◆ Set problem
Scan the data below for the string "применять". Copy every line where it appears.

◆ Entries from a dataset
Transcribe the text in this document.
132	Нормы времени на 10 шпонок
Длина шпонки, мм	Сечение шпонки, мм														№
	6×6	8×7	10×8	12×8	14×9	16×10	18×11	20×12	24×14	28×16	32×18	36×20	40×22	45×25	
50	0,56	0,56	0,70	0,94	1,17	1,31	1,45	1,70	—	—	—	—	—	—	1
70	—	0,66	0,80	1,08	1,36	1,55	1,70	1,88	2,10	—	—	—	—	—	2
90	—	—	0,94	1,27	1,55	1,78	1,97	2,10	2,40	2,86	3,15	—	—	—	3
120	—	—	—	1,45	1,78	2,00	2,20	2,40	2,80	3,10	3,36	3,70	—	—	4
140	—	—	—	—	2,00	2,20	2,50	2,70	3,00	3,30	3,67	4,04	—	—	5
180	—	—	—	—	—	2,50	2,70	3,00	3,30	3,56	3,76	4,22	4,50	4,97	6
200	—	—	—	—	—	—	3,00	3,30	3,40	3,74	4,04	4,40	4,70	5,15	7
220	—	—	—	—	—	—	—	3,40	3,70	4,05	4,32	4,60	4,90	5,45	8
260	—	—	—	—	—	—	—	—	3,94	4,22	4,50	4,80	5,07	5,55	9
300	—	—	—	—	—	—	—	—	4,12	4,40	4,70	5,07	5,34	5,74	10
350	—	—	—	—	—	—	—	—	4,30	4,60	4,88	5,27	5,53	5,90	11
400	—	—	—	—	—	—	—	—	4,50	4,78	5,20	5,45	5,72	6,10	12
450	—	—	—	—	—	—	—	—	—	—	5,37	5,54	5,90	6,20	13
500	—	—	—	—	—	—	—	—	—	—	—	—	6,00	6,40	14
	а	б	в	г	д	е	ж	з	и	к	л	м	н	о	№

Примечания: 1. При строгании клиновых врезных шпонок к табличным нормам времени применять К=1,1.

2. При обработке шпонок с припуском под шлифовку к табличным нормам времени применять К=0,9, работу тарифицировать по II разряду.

◆ Answer for the task
Примечания: 1. При строгании клиновых врезных шпонок к табличным нормам времени применять К=1,1.
2. При обработке шпонок с припуском под шлифовку к табличным нормам времени применять К=0,9, работу тарифицировать по II разряду.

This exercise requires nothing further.